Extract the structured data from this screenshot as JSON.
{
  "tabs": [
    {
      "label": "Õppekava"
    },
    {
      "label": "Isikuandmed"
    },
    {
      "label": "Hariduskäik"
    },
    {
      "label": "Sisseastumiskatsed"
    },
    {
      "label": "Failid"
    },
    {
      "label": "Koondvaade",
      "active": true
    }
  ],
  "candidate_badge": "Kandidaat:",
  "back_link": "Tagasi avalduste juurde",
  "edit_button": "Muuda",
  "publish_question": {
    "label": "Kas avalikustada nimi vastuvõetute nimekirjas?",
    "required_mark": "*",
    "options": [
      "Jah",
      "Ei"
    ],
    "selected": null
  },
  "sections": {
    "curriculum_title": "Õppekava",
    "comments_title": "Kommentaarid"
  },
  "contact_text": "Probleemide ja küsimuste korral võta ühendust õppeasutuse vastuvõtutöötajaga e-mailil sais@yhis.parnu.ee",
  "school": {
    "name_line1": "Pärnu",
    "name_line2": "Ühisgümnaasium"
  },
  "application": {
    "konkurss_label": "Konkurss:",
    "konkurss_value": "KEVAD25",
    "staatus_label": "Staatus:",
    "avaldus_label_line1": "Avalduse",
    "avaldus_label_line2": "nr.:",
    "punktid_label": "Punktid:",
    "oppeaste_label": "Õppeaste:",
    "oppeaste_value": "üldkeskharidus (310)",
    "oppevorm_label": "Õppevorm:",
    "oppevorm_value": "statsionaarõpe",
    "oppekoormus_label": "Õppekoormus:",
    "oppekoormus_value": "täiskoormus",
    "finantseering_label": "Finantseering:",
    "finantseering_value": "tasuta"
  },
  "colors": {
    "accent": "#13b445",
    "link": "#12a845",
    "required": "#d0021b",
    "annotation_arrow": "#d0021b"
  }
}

■ Given task: Search the records for the word "Õppekava". Copy every line that has it.

■ Task answer:
      "label": "Õppekava"
    "curriculum_title": "Õppekava",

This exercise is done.